- AIM -
Leave out the pictures and copy every record exactly.

##### MATERIAL #####

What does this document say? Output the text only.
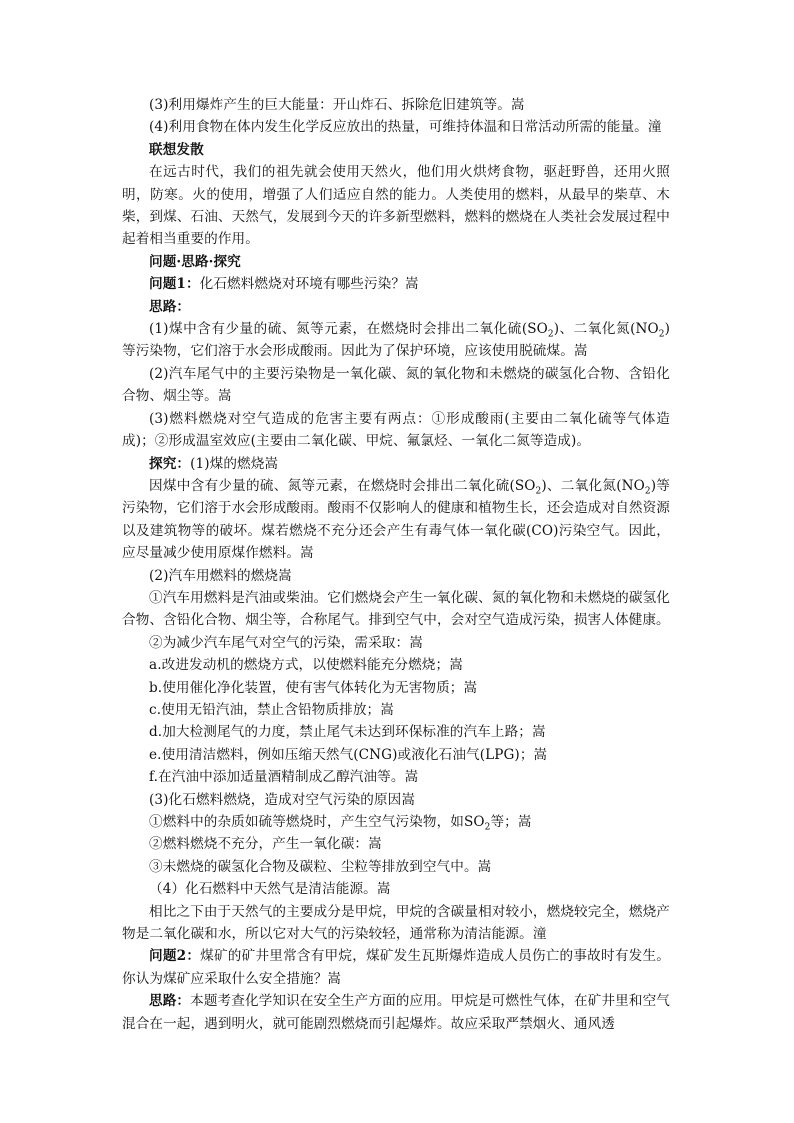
(3)利用爆炸产生的巨大能量：开山炸石、拆除危旧建筑等。嵩

(4)利用食物在体内发生化学反应放出的热量，可维持体温和日常活动所需的能量。潼

联想发散

在远古时代，我们的祖先就会使用天然火，他们用火烘烤食物，驱赶野兽，还用火照明，防寒。火的使用，增强了人们适应自然的能力。人类使用的燃料，从最早的柴草、木柴，到煤、石油、天然气，发展到今天的许多新型燃料，燃料的燃烧在人类社会发展过程中起着相当重要的作用。

问题·思路·探究

问题1：化石燃料燃烧对环境有哪些污染？嵩

思路：

(1)煤中含有少量的硫、氮等元素，在燃烧时会排出二氧化硫$(SO_2)$、二氧化氮$(NO_2)$等污染物，它们溶于水会形成酸雨。因此为了保护环境，应该使用脱硫煤。嵩

(2)汽车尾气中的主要污染物是一氧化碳、氮的氧化物和未燃烧的碳氢化合物、含铅化合物、烟尘等。嵩

(3)燃料燃烧对空气造成的危害主要有两点：①形成酸雨(主要由二氧化硫等气体造成)；②形成温室效应(主要由二氧化碳、甲烷、氟氯烃、一氧化二氮等造成)。

探究：(1)煤的燃烧嵩

因煤中含有少量的硫、氮等元素，在燃烧时会排出二氧化硫$(SO_2)$、二氧化氮$(NO_2)$等污染物，它们溶于水会形成酸雨。酸雨不仅影响人的健康和植物生长，还会造成对自然资源以及建筑物等的破坏。煤若燃烧不充分还会产生有毒气体一氧化碳(CO)污染空气。因此，应尽量减少使用原煤作燃料。嵩

(2)汽车用燃料的燃烧嵩

①汽车用燃料是汽油或柴油。它们燃烧会产生一氧化碳、氮的氧化物和未燃烧的碳氢化合物、含铅化合物、烟尘等，合称尾气。排到空气中，会对空气造成污染，损害人体健康。

②为减少汽车尾气对空气的污染，需采取：嵩

a.改进发动机的燃烧方式，以使燃料能充分燃烧；嵩

b.使用催化净化装置，使有害气体转化为无害物质；嵩

c.使用无铅汽油，禁止含铅物质排放；嵩

d.加大检测尾气的力度，禁止尾气未达到环保标准的汽车上路；嵩

e.使用清洁燃料，例如压缩天然气(CNG)或液化石油气(LPG)；嵩

f.在汽油中添加适量酒精制成乙醇汽油等。嵩

(3)化石燃料燃烧，造成对空气污染的原因嵩

①燃料中的杂质如硫等燃烧时，产生空气污染物，如$SO_2$等；嵩

②燃料燃烧不充分，产生一氧化碳：嵩

③未燃烧的碳氢化合物及碳粒、尘粒等排放到空气中。嵩

（4）化石燃料中天然气是清洁能源。嵩

相比之下由于天然气的主要成分是甲烷，甲烷的含碳量相对较小，燃烧较完全，燃烧产物是二氧化碳和水，所以它对大气的污染较轻，通常称为清洁能源。潼

问题2：煤矿的矿井里常含有甲烷，煤矿发生瓦斯爆炸造成人员伤亡的事故时有发生。你认为煤矿应采取什么安全措施？嵩

思路：本题考查化学知识在安全生产方面的应用。甲烷是可燃性气体，在矿井里和空气混合在一起，遇到明火，就可能剧烈燃烧而引起爆炸。故应采取严禁烟火、通风透
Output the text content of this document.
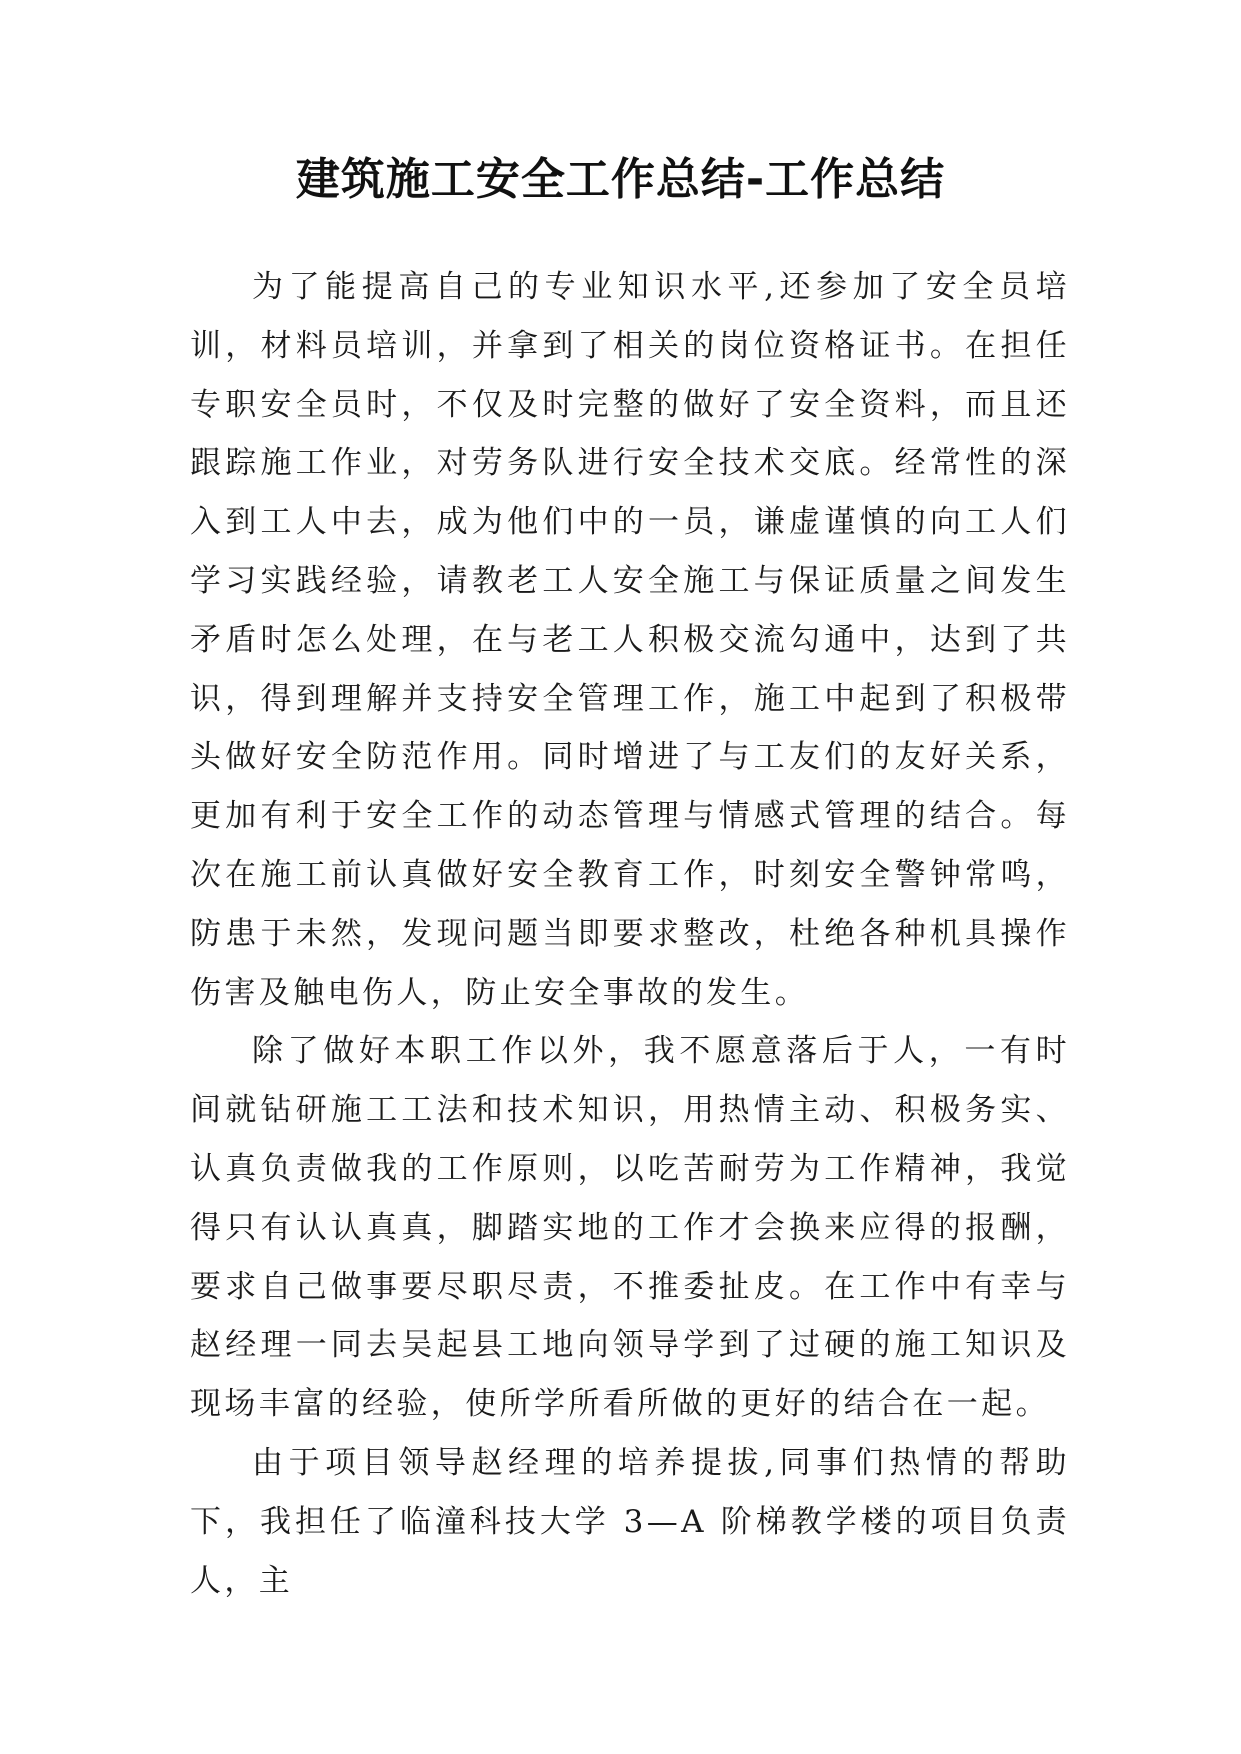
建筑施工安全工作总结-工作总结

为了能提高自己的专业知识水平,还参加了安全员培训，材料员培训，并拿到了相关的岗位资格证书。在担任专职安全员时，不仅及时完整的做好了安全资料，而且还跟踪施工作业，对劳务队进行安全技术交底。经常性的深入到工人中去，成为他们中的一员，谦虚谨慎的向工人们学习实践经验，请教老工人安全施工与保证质量之间发生矛盾时怎么处理，在与老工人积极交流勾通中，达到了共识，得到理解并支持安全管理工作，施工中起到了积极带头做好安全防范作用。同时增进了与工友们的友好关系，更加有利于安全工作的动态管理与情感式管理的结合。每次在施工前认真做好安全教育工作，时刻安全警钟常鸣，防患于未然，发现问题当即要求整改，杜绝各种机具操作伤害及触电伤人，防止安全事故的发生。

除了做好本职工作以外，我不愿意落后于人，一有时间就钻研施工工法和技术知识，用热情主动、积极务实、认真负责做我的工作原则，以吃苦耐劳为工作精神，我觉得只有认认真真，脚踏实地的工作才会换来应得的报酬，要求自己做事要尽职尽责，不推委扯皮。在工作中有幸与赵经理一同去吴起县工地向领导学到了过硬的施工知识及现场丰富的经验，使所学所看所做的更好的结合在一起。

由于项目领导赵经理的培养提拔,同事们热情的帮助下，我担任了临潼科技大学 3—A 阶梯教学楼的项目负责人，主
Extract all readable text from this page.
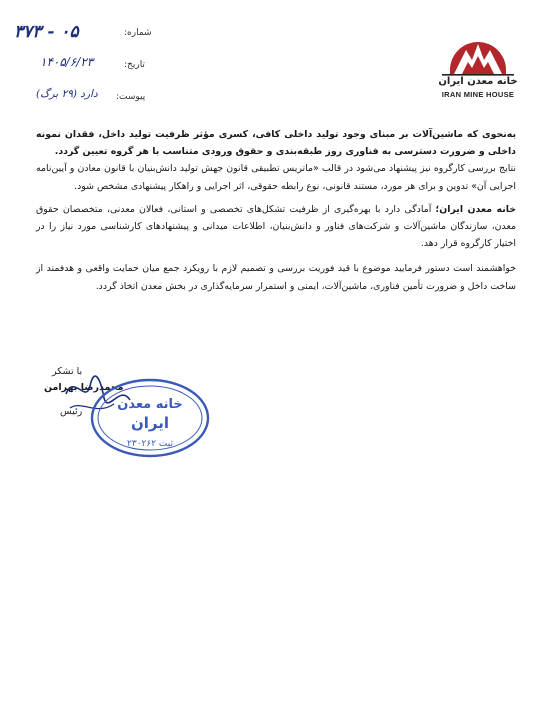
شماره:
۰۵ - ۳۷۳
تاریخ:
۱۴۰۵/۶/۲۳
پیوست:
دارد (۲۹ برگ)
خانه معدن ایران
IRAN MINE HOUSE

به‌نحوی که ماشین‌آلات بر مبنای وجود تولید داخلی کافی، کسری مؤثر ظرفیت تولید داخل، فقدان نمونه داخلی و ضرورت دسترسی به فناوری روز طبقه‌بندی و حقوق ورودی متناسب با هر گروه تعیین گردد.

نتایج بررسی کارگروه نیز پیشنهاد می‌شود در قالب «ماتریس تطبیقی قانون جهش تولید دانش‌بنیان با قانون معادن و آیین‌نامه اجرایی آن» تدوین و برای هر مورد، مستند قانونی، نوع رابطه حقوقی، اثر اجرایی و راهکار پیشنهادی مشخص شود.

خانه معدن ایران؛ آمادگی دارد با بهره‌گیری از ظرفیت تشکل‌های تخصصی و استانی، فعالان معدنی، متخصصان حقوق معدن، سازندگان ماشین‌آلات و شرکت‌های فناور و دانش‌بنیان، اطلاعات میدانی و پیشنهادهای کارشناسی مورد نیاز را در اختیار کارگروه قرار دهد.

خواهشمند است دستور فرمایید موضوع با قید فوریت بررسی و تصمیم لازم با رویکرد جمع میان حمایت واقعی و هدفمند از ساخت داخل و ضرورت تأمین فناوری، ماشین‌آلات، ایمنی و استمرار سرمایه‌گذاری در بخش معدن اتخاذ گردد.

با تشکر
محمدرضا بهرامن
رئیس	خانه معدن
ایران
ثبت ۲۳۰۲۶۲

#####

- FULL ANSWER -
What does this document say? Output the text only.
(3)利用爆炸产生的巨大能量：开山炸石、拆除危旧建筑等。嵩

(4)利用食物在体内发生化学反应放出的热量，可维持体温和日常活动所需的能量。潼

联想发散

在远古时代，我们的祖先就会使用天然火，他们用火烘烤食物，驱赶野兽，还用火照明，防寒。火的使用，增强了人们适应自然的能力。人类使用的燃料，从最早的柴草、木柴，到煤、石油、天然气，发展到今天的许多新型燃料，燃料的燃烧在人类社会发展过程中起着相当重要的作用。

问题·思路·探究

问题1：化石燃料燃烧对环境有哪些污染？嵩

思路：

(1)煤中含有少量的硫、氮等元素，在燃烧时会排出二氧化硫$(SO_2)$、二氧化氮$(NO_2)$等污染物，它们溶于水会形成酸雨。因此为了保护环境，应该使用脱硫煤。嵩

(2)汽车尾气中的主要污染物是一氧化碳、氮的氧化物和未燃烧的碳氢化合物、含铅化合物、烟尘等。嵩

(3)燃料燃烧对空气造成的危害主要有两点：①形成酸雨(主要由二氧化硫等气体造成)；②形成温室效应(主要由二氧化碳、甲烷、氟氯烃、一氧化二氮等造成)。

探究：(1)煤的燃烧嵩

因煤中含有少量的硫、氮等元素，在燃烧时会排出二氧化硫$(SO_2)$、二氧化氮$(NO_2)$等污染物，它们溶于水会形成酸雨。酸雨不仅影响人的健康和植物生长，还会造成对自然资源以及建筑物等的破坏。煤若燃烧不充分还会产生有毒气体一氧化碳(CO)污染空气。因此，应尽量减少使用原煤作燃料。嵩

(2)汽车用燃料的燃烧嵩

①汽车用燃料是汽油或柴油。它们燃烧会产生一氧化碳、氮的氧化物和未燃烧的碳氢化合物、含铅化合物、烟尘等，合称尾气。排到空气中，会对空气造成污染，损害人体健康。

②为减少汽车尾气对空气的污染，需采取：嵩

a.改进发动机的燃烧方式，以使燃料能充分燃烧；嵩

b.使用催化净化装置，使有害气体转化为无害物质；嵩

c.使用无铅汽油，禁止含铅物质排放；嵩

d.加大检测尾气的力度，禁止尾气未达到环保标准的汽车上路；嵩

e.使用清洁燃料，例如压缩天然气(CNG)或液化石油气(LPG)；嵩

f.在汽油中添加适量酒精制成乙醇汽油等。嵩

(3)化石燃料燃烧，造成对空气污染的原因嵩

①燃料中的杂质如硫等燃烧时，产生空气污染物，如$SO_2$等；嵩

②燃料燃烧不充分，产生一氧化碳：嵩

③未燃烧的碳氢化合物及碳粒、尘粒等排放到空气中。嵩

（4）化石燃料中天然气是清洁能源。嵩

相比之下由于天然气的主要成分是甲烷，甲烷的含碳量相对较小，燃烧较完全，燃烧产物是二氧化碳和水，所以它对大气的污染较轻，通常称为清洁能源。潼

问题2：煤矿的矿井里常含有甲烷，煤矿发生瓦斯爆炸造成人员伤亡的事故时有发生。你认为煤矿应采取什么安全措施？嵩

思路：本题考查化学知识在安全生产方面的应用。甲烷是可燃性气体，在矿井里和空气混合在一起，遇到明火，就可能剧烈燃烧而引起爆炸。故应采取严禁烟火、通风透
Output the text content of this document.
建筑施工安全工作总结-工作总结

为了能提高自己的专业知识水平,还参加了安全员培训，材料员培训，并拿到了相关的岗位资格证书。在担任专职安全员时，不仅及时完整的做好了安全资料，而且还跟踪施工作业，对劳务队进行安全技术交底。经常性的深入到工人中去，成为他们中的一员，谦虚谨慎的向工人们学习实践经验，请教老工人安全施工与保证质量之间发生矛盾时怎么处理，在与老工人积极交流勾通中，达到了共识，得到理解并支持安全管理工作，施工中起到了积极带头做好安全防范作用。同时增进了与工友们的友好关系，更加有利于安全工作的动态管理与情感式管理的结合。每次在施工前认真做好安全教育工作，时刻安全警钟常鸣，防患于未然，发现问题当即要求整改，杜绝各种机具操作伤害及触电伤人，防止安全事故的发生。

除了做好本职工作以外，我不愿意落后于人，一有时间就钻研施工工法和技术知识，用热情主动、积极务实、认真负责做我的工作原则，以吃苦耐劳为工作精神，我觉得只有认认真真，脚踏实地的工作才会换来应得的报酬，要求自己做事要尽职尽责，不推委扯皮。在工作中有幸与赵经理一同去吴起县工地向领导学到了过硬的施工知识及现场丰富的经验，使所学所看所做的更好的结合在一起。

由于项目领导赵经理的培养提拔,同事们热情的帮助下，我担任了临潼科技大学 3—A 阶梯教学楼的项目负责人，主
Extract all readable text from this page.
شماره:
۰۵ - ۳۷۳
تاریخ:
۱۴۰۵/۶/۲۳
پیوست:
دارد (۲۹ برگ)
خانه معدن ایران
IRAN MINE HOUSE

به‌نحوی که ماشین‌آلات بر مبنای وجود تولید داخلی کافی، کسری مؤثر ظرفیت تولید داخل، فقدان نمونه داخلی و ضرورت دسترسی به فناوری روز طبقه‌بندی و حقوق ورودی متناسب با هر گروه تعیین گردد.

نتایج بررسی کارگروه نیز پیشنهاد می‌شود در قالب «ماتریس تطبیقی قانون جهش تولید دانش‌بنیان با قانون معادن و آیین‌نامه اجرایی آن» تدوین و برای هر مورد، مستند قانونی، نوع رابطه حقوقی، اثر اجرایی و راهکار پیشنهادی مشخص شود.

خانه معدن ایران؛ آمادگی دارد با بهره‌گیری از ظرفیت تشکل‌های تخصصی و استانی، فعالان معدنی، متخصصان حقوق معدن، سازندگان ماشین‌آلات و شرکت‌های فناور و دانش‌بنیان، اطلاعات میدانی و پیشنهادهای کارشناسی مورد نیاز را در اختیار کارگروه قرار دهد.

خواهشمند است دستور فرمایید موضوع با قید فوریت بررسی و تصمیم لازم با رویکرد جمع میان حمایت واقعی و هدفمند از ساخت داخل و ضرورت تأمین فناوری، ماشین‌آلات، ایمنی و استمرار سرمایه‌گذاری در بخش معدن اتخاذ گردد.

با تشکر
محمدرضا بهرامن
رئیس	خانه معدن
ایران
ثبت ۲۳۰۲۶۲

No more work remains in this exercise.